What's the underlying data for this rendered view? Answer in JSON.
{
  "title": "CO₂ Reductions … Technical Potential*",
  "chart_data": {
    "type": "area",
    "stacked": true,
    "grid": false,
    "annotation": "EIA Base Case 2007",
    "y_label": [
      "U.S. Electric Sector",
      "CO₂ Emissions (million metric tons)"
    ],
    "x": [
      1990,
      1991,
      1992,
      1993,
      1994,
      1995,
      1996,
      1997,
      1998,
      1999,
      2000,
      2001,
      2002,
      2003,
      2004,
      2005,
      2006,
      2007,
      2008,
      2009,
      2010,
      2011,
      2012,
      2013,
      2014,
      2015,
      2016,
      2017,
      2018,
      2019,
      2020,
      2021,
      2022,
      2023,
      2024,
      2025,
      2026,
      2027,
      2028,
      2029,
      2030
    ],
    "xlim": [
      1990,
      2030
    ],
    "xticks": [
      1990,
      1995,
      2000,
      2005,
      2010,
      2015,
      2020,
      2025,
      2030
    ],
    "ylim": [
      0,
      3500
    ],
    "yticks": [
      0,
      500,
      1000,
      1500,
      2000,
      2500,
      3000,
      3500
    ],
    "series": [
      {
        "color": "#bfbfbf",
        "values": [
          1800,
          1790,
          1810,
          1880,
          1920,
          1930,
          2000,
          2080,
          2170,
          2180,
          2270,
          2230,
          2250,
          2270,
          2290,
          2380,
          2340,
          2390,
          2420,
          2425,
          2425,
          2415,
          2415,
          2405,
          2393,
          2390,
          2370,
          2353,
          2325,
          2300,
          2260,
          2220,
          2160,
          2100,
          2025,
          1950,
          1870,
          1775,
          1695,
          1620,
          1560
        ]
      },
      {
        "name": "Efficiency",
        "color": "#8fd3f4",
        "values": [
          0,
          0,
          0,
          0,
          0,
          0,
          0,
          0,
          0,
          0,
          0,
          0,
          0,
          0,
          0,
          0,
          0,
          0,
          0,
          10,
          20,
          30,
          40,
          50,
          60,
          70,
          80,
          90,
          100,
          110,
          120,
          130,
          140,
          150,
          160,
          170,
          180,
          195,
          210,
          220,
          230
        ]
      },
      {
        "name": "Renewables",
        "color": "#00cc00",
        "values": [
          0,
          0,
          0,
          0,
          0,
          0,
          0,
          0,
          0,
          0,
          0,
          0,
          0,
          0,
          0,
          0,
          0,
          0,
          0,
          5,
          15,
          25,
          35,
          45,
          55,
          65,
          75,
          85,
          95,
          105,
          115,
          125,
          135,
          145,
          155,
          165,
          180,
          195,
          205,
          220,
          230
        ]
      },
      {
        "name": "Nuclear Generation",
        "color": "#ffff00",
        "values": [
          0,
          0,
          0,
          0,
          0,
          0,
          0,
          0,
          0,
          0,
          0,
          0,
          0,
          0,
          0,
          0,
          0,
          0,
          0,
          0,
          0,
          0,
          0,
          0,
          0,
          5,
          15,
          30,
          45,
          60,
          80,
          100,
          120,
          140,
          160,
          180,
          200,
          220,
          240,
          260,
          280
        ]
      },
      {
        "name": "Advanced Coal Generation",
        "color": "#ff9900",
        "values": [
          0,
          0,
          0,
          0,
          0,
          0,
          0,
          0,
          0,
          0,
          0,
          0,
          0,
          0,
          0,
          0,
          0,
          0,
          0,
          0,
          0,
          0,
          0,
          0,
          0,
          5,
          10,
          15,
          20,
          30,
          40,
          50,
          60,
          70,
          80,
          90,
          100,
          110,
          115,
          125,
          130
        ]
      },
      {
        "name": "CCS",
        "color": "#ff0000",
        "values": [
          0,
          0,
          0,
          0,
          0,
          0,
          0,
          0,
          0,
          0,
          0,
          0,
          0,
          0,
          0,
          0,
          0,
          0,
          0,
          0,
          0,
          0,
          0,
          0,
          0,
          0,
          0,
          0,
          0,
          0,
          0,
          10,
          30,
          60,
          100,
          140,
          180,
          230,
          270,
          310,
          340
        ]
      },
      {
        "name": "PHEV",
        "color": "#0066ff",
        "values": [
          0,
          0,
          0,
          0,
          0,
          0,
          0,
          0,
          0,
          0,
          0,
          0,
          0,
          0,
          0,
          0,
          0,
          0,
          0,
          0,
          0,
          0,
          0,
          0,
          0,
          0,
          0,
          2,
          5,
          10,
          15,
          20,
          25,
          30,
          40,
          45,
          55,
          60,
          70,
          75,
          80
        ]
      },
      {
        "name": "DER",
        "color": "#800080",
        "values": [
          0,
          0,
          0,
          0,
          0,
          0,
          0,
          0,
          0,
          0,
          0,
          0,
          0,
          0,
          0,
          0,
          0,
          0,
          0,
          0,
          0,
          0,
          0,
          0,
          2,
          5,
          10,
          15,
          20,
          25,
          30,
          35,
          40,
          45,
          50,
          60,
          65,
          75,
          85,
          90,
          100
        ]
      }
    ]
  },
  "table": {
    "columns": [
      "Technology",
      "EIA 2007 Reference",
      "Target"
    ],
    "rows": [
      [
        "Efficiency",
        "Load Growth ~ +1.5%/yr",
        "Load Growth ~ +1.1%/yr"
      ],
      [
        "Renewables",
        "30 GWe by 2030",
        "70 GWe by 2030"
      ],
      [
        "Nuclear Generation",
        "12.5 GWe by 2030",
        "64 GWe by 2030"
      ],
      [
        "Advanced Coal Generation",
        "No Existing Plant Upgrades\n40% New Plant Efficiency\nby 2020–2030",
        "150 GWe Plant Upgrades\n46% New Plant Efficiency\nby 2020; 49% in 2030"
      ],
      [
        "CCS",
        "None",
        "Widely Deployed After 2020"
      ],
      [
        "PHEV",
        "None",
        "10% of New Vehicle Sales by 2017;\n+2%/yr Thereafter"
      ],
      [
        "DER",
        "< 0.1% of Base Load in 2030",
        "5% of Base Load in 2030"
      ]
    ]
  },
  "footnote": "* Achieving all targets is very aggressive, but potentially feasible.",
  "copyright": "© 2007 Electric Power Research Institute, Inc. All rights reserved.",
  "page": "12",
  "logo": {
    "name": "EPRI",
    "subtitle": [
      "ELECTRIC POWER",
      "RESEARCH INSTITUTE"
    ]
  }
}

--

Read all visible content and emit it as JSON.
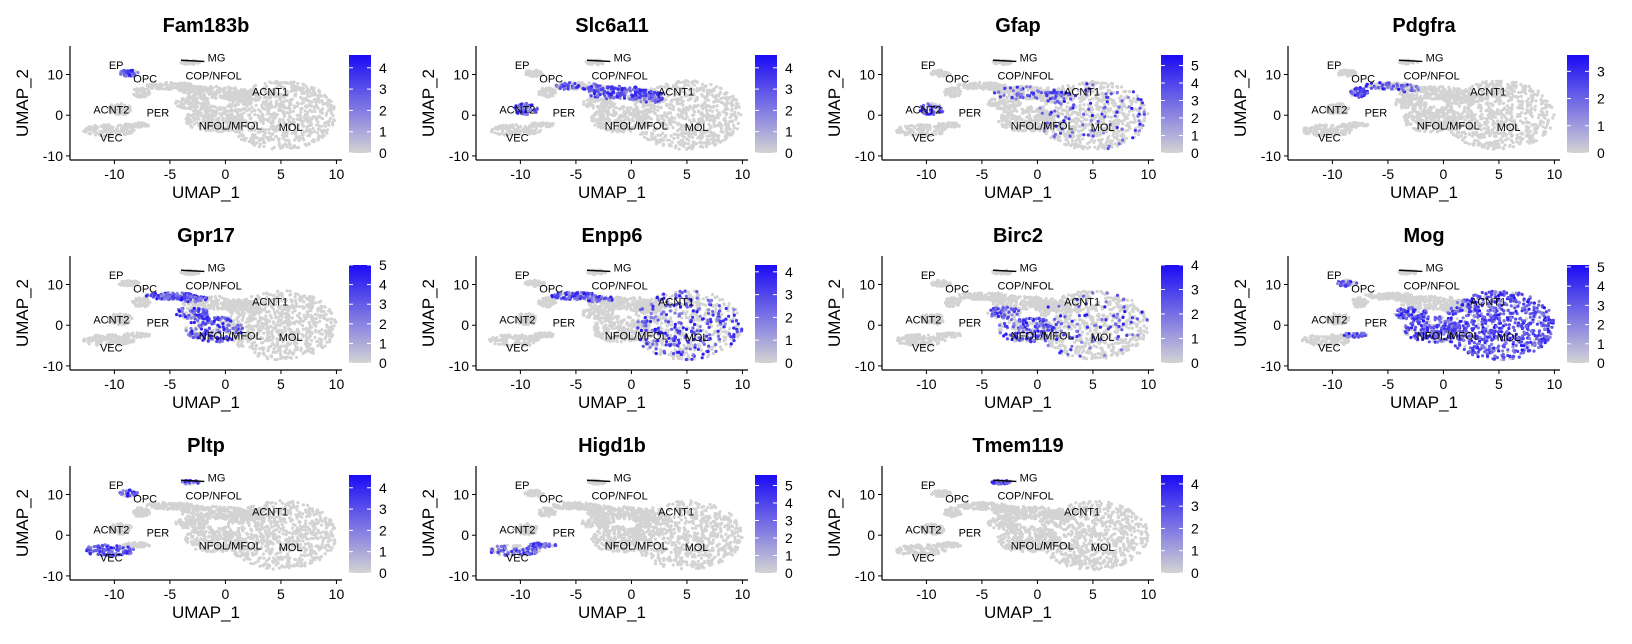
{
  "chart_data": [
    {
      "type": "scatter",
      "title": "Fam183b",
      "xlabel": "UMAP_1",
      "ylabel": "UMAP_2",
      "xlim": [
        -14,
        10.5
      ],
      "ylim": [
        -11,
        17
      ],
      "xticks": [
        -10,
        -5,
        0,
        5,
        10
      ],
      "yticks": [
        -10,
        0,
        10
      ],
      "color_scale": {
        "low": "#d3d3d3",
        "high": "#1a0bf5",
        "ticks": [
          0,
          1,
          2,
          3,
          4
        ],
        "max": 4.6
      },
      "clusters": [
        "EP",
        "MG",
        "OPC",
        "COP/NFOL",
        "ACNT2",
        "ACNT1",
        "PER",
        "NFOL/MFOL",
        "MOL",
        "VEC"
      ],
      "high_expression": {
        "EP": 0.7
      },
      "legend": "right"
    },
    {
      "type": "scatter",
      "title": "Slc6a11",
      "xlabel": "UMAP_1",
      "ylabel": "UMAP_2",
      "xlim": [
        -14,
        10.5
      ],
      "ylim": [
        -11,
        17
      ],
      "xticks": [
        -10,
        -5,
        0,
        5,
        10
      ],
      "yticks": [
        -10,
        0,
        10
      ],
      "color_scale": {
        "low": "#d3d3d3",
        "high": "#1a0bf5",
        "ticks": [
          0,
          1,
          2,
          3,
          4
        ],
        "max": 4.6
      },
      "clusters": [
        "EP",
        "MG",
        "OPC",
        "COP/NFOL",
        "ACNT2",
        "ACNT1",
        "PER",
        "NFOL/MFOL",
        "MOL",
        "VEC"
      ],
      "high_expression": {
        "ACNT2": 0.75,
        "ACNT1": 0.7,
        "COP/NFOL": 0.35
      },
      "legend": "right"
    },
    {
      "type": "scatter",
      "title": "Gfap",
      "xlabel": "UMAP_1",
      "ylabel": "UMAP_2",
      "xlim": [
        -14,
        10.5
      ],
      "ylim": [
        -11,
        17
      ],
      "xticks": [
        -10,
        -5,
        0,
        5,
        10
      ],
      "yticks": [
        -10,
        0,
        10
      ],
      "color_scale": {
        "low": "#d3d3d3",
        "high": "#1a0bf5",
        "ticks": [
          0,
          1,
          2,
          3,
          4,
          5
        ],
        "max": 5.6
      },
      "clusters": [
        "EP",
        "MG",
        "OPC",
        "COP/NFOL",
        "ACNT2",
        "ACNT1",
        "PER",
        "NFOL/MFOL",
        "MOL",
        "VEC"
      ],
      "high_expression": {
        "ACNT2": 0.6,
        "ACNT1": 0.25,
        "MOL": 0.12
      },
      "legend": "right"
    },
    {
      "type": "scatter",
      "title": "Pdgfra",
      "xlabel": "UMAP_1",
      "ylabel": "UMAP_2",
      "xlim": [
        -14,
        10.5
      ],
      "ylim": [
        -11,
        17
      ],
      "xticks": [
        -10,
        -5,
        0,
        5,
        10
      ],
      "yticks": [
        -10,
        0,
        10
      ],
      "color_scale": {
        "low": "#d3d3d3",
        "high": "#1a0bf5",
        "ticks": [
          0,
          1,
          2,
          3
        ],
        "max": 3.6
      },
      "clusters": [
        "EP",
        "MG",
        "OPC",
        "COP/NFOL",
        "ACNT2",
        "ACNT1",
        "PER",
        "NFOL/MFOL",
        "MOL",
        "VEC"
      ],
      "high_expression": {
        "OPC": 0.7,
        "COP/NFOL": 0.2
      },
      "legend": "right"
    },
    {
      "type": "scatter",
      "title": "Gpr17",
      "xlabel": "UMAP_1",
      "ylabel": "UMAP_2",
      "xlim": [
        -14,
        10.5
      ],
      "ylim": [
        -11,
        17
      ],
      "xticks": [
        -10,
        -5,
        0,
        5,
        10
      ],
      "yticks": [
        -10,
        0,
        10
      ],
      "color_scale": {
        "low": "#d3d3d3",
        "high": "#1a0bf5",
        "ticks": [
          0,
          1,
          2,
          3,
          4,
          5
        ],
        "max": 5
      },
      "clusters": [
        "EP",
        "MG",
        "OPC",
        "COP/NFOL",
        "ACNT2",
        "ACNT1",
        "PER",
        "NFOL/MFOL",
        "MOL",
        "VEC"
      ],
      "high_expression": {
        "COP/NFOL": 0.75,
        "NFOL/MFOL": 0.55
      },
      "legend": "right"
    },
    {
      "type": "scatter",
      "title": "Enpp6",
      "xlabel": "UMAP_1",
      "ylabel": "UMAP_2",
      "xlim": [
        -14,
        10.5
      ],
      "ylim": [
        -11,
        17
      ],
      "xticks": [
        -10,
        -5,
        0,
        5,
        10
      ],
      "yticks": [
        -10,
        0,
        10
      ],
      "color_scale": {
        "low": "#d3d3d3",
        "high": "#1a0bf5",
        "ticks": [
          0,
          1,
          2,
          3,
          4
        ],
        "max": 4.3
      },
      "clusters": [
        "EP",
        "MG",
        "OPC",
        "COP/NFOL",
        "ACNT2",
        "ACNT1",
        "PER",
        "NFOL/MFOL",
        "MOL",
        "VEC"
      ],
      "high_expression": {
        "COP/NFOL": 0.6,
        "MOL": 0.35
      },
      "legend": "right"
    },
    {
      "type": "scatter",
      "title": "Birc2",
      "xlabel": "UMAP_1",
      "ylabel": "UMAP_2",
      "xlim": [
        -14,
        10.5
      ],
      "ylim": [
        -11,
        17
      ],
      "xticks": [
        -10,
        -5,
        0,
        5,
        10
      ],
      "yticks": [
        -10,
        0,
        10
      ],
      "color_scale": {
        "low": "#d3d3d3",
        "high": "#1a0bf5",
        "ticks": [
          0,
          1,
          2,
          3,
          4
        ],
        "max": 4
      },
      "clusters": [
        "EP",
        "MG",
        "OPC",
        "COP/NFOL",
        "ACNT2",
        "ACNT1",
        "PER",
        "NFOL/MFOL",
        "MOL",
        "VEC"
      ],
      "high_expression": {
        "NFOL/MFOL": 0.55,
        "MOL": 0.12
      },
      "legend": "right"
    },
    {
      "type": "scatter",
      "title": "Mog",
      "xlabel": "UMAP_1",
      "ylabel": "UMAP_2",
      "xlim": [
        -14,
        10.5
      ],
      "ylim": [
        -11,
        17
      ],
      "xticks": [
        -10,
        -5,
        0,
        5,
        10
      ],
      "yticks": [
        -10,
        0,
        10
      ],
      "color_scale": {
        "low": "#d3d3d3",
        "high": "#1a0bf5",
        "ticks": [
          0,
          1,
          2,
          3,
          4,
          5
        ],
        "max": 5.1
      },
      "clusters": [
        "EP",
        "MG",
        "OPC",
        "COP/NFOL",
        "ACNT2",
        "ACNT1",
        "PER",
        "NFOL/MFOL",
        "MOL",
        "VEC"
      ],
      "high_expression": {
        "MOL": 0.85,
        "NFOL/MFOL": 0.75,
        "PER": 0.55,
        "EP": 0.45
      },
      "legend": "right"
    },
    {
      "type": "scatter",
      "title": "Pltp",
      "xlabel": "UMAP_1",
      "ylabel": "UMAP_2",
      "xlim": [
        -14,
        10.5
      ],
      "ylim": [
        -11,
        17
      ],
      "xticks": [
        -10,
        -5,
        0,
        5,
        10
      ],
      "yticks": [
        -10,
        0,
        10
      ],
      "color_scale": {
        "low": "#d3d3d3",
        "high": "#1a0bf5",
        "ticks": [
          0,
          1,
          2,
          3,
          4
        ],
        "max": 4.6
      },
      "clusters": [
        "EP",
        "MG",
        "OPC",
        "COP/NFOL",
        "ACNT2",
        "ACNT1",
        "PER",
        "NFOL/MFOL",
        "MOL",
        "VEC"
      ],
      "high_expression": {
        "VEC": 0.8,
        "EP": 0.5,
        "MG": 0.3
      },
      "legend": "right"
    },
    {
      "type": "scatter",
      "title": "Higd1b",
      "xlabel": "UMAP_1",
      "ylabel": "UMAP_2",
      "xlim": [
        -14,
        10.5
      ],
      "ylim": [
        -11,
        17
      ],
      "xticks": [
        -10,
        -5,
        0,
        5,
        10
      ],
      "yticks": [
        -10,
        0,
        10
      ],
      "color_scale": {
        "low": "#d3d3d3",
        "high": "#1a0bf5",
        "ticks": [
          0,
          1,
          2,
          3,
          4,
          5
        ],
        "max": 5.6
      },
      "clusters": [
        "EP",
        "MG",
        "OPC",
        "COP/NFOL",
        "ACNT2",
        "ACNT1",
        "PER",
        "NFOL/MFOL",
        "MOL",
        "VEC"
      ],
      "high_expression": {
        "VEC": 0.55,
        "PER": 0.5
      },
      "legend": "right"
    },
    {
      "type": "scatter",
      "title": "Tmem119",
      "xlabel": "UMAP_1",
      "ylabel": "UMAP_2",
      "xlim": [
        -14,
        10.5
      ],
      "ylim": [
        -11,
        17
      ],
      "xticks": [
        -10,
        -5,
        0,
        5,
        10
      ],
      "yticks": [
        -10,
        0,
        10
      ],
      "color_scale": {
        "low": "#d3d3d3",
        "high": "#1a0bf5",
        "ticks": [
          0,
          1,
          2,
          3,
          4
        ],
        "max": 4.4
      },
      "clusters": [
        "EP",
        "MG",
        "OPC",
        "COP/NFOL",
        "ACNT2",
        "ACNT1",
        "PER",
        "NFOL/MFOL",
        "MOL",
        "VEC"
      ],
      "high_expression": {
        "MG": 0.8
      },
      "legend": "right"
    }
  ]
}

| What the task asks |
Scan the lines above for "Nuclear", then copy every one that has it.

| Written solution |
        "name": "Nuclear Generation",
        "Nuclear Generation",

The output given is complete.